## begin SUPPLIED INFORMATION

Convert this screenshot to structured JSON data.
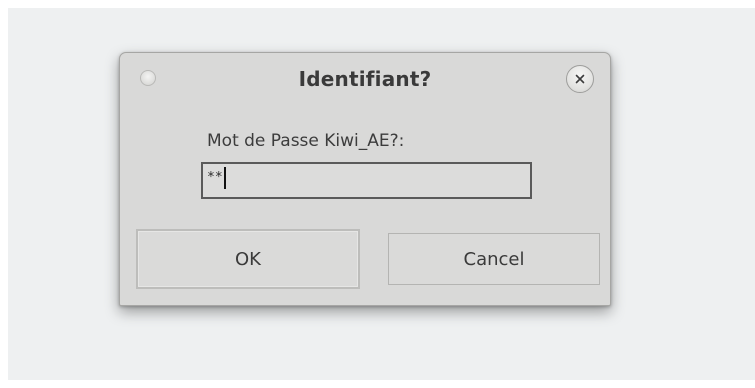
{
  "dialog": {
    "title": "Identifiant?",
    "prompt": "Mot de Passe Kiwi_AE?:",
    "password_value": "**",
    "ok_label": "OK",
    "cancel_label": "Cancel",
    "close_icon": "close-icon",
    "window_icon": "window-menu-icon"
  },
  "colors": {
    "dialog_bg": "#d9d9d8",
    "backdrop": "#eef0f1",
    "text": "#3a3a3a"
  }
}
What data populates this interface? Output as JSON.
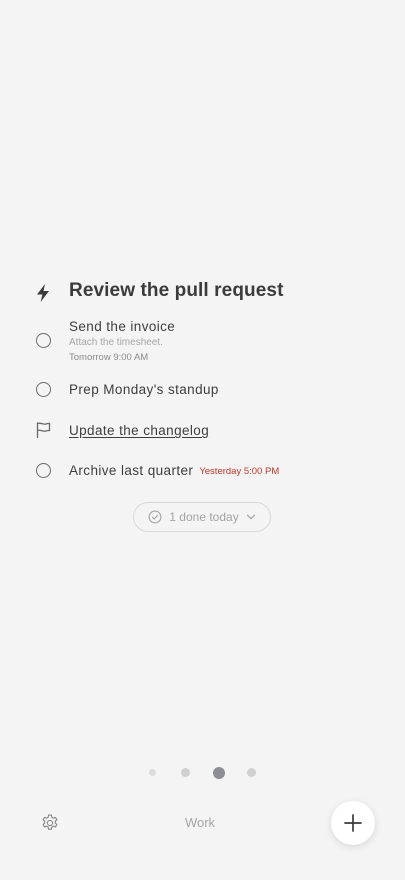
{
  "focus": {
    "icon": "lightning-bolt-icon",
    "title": "Review the pull request"
  },
  "tasks": [
    {
      "title": "Send the invoice",
      "note": "Attach the timesheet.",
      "due": "Tomorrow 9:00 AM",
      "marker": "circle-icon"
    },
    {
      "title": "Prep Monday's standup",
      "marker": "circle-icon"
    },
    {
      "title": "Update the changelog",
      "marker": "flag-icon"
    },
    {
      "title": "Archive last quarter",
      "due": "Yesterday 5:00 PM",
      "due_color": "#c0392b",
      "marker": "circle-icon"
    }
  ],
  "done_summary": {
    "label": "1 done today",
    "icon": "check-circle-icon",
    "chevron": "chevron-down-icon"
  },
  "pager": {
    "count": 4,
    "active_index": 2
  },
  "bottom_bar": {
    "settings_icon": "gear-icon",
    "list_name": "Work",
    "add_icon": "plus-icon"
  }
}
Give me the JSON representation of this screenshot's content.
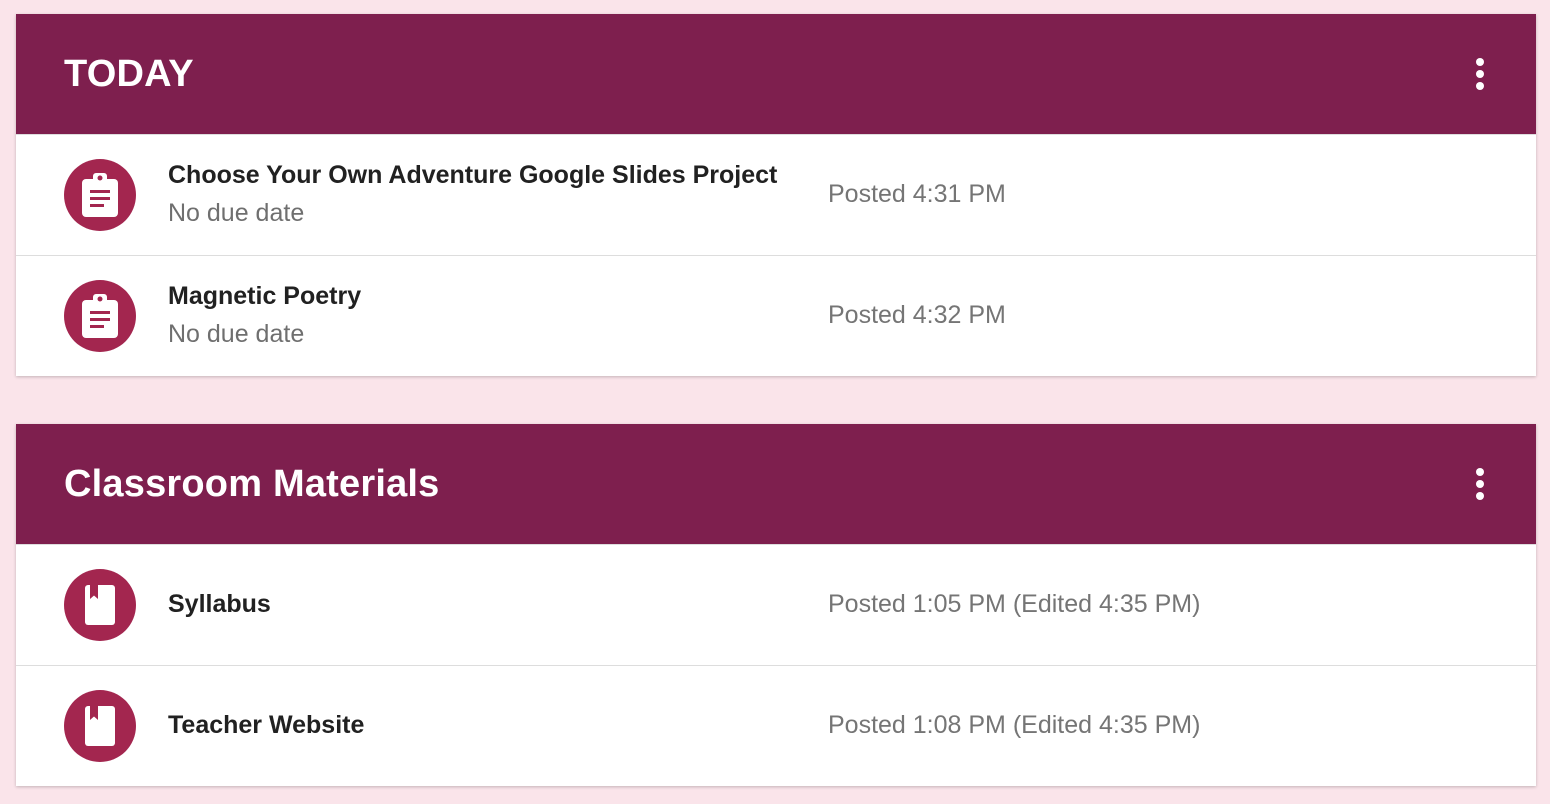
{
  "colors": {
    "page_background": "#fae4ea",
    "header_background": "#7e1f4e",
    "icon_background": "#a3264f"
  },
  "sections": [
    {
      "title": "TODAY",
      "menu_icon": "more-vert-icon",
      "items": [
        {
          "icon": "assignment-icon",
          "title": "Choose Your Own Adventure Google Slides Project",
          "subtitle": "No due date",
          "posted": "Posted 4:31 PM"
        },
        {
          "icon": "assignment-icon",
          "title": "Magnetic Poetry",
          "subtitle": "No due date",
          "posted": "Posted 4:32 PM"
        }
      ]
    },
    {
      "title": "Classroom Materials",
      "menu_icon": "more-vert-icon",
      "items": [
        {
          "icon": "material-book-icon",
          "title": "Syllabus",
          "posted": "Posted 1:05 PM (Edited 4:35 PM)"
        },
        {
          "icon": "material-book-icon",
          "title": "Teacher Website",
          "posted": "Posted 1:08 PM (Edited 4:35 PM)"
        }
      ]
    }
  ]
}
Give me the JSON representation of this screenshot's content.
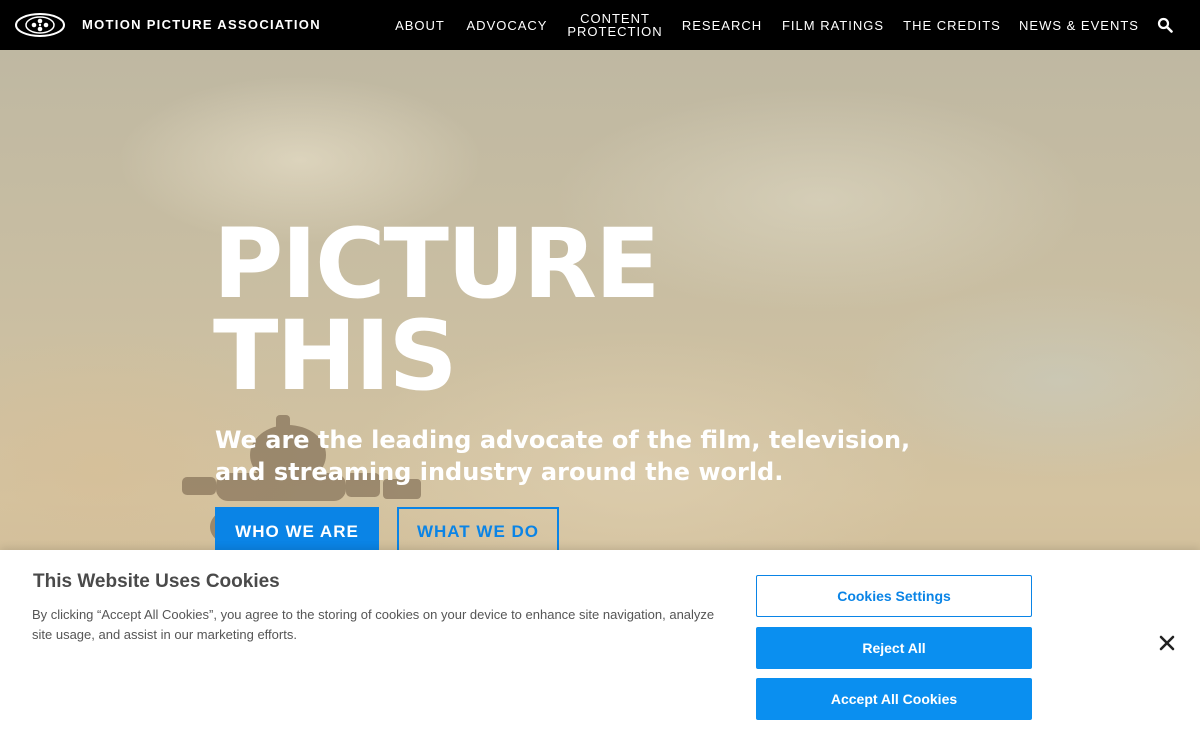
{
  "header": {
    "brand": "MOTION PICTURE ASSOCIATION",
    "logo_icon": "mpa-reel-logo-icon",
    "nav": [
      {
        "label": "ABOUT"
      },
      {
        "label": "ADVOCACY"
      },
      {
        "label_line1": "CONTENT",
        "label_line2": "PROTECTION"
      },
      {
        "label": "RESEARCH"
      },
      {
        "label": "FILM RATINGS"
      },
      {
        "label": "THE CREDITS"
      },
      {
        "label": "NEWS & EVENTS"
      }
    ],
    "search_icon": "search-icon"
  },
  "hero": {
    "title_line1": "PICTURE",
    "title_line2": "THIS",
    "subtitle": "We are the leading advocate of the film, television, and streaming industry around the world.",
    "primary_button": "WHO WE ARE",
    "secondary_button": "WHAT WE DO"
  },
  "cookie_banner": {
    "title": "This Website Uses Cookies",
    "text": "By clicking “Accept All Cookies”, you agree to the storing of cookies on your device to enhance site navigation, analyze site usage, and assist in our marketing efforts.",
    "settings_button": "Cookies Settings",
    "reject_button": "Reject All",
    "accept_button": "Accept All Cookies",
    "close_icon": "close-icon"
  },
  "colors": {
    "accent": "#0a84e6",
    "nav_background": "#000000",
    "hero_text": "#ffffff"
  }
}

## end SUPPLIED INFORMATION

### PROMPT
The entries above should be reproduced exactly, without their pictures.

### OUTPUT FOR THIS EXERCISE
Convert this screenshot to structured JSON data.
{
  "dialog": {
    "title": "Identifiant?",
    "prompt": "Mot de Passe Kiwi_AE?:",
    "password_value": "**",
    "ok_label": "OK",
    "cancel_label": "Cancel",
    "close_icon": "close-icon",
    "window_icon": "window-menu-icon"
  },
  "colors": {
    "dialog_bg": "#d9d9d8",
    "backdrop": "#eef0f1",
    "text": "#3a3a3a"
  }
}
What data populates this interface? Output as JSON.
{
  "focus": {
    "icon": "lightning-bolt-icon",
    "title": "Review the pull request"
  },
  "tasks": [
    {
      "title": "Send the invoice",
      "note": "Attach the timesheet.",
      "due": "Tomorrow 9:00 AM",
      "marker": "circle-icon"
    },
    {
      "title": "Prep Monday's standup",
      "marker": "circle-icon"
    },
    {
      "title": "Update the changelog",
      "marker": "flag-icon"
    },
    {
      "title": "Archive last quarter",
      "due": "Yesterday 5:00 PM",
      "due_color": "#c0392b",
      "marker": "circle-icon"
    }
  ],
  "done_summary": {
    "label": "1 done today",
    "icon": "check-circle-icon",
    "chevron": "chevron-down-icon"
  },
  "pager": {
    "count": 4,
    "active_index": 2
  },
  "bottom_bar": {
    "settings_icon": "gear-icon",
    "list_name": "Work",
    "add_icon": "plus-icon"
  }
}
Give me the JSON representation of this screenshot's content.
{
  "colors": {
    "page_background": "#fae4ea",
    "header_background": "#7e1f4e",
    "icon_background": "#a3264f"
  },
  "sections": [
    {
      "title": "TODAY",
      "menu_icon": "more-vert-icon",
      "items": [
        {
          "icon": "assignment-icon",
          "title": "Choose Your Own Adventure Google Slides Project",
          "subtitle": "No due date",
          "posted": "Posted 4:31 PM"
        },
        {
          "icon": "assignment-icon",
          "title": "Magnetic Poetry",
          "subtitle": "No due date",
          "posted": "Posted 4:32 PM"
        }
      ]
    },
    {
      "title": "Classroom Materials",
      "menu_icon": "more-vert-icon",
      "items": [
        {
          "icon": "material-book-icon",
          "title": "Syllabus",
          "posted": "Posted 1:05 PM (Edited 4:35 PM)"
        },
        {
          "icon": "material-book-icon",
          "title": "Teacher Website",
          "posted": "Posted 1:08 PM (Edited 4:35 PM)"
        }
      ]
    }
  ]
}
Give me the JSON representation of this screenshot's content.
{
  "header": {
    "brand": "MOTION PICTURE ASSOCIATION",
    "logo_icon": "mpa-reel-logo-icon",
    "nav": [
      {
        "label": "ABOUT"
      },
      {
        "label": "ADVOCACY"
      },
      {
        "label_line1": "CONTENT",
        "label_line2": "PROTECTION"
      },
      {
        "label": "RESEARCH"
      },
      {
        "label": "FILM RATINGS"
      },
      {
        "label": "THE CREDITS"
      },
      {
        "label": "NEWS & EVENTS"
      }
    ],
    "search_icon": "search-icon"
  },
  "hero": {
    "title_line1": "PICTURE",
    "title_line2": "THIS",
    "subtitle": "We are the leading advocate of the film, television, and streaming industry around the world.",
    "primary_button": "WHO WE ARE",
    "secondary_button": "WHAT WE DO"
  },
  "cookie_banner": {
    "title": "This Website Uses Cookies",
    "text": "By clicking “Accept All Cookies”, you agree to the storing of cookies on your device to enhance site navigation, analyze site usage, and assist in our marketing efforts.",
    "settings_button": "Cookies Settings",
    "reject_button": "Reject All",
    "accept_button": "Accept All Cookies",
    "close_icon": "close-icon"
  },
  "colors": {
    "accent": "#0a84e6",
    "nav_background": "#000000",
    "hero_text": "#ffffff"
  }
}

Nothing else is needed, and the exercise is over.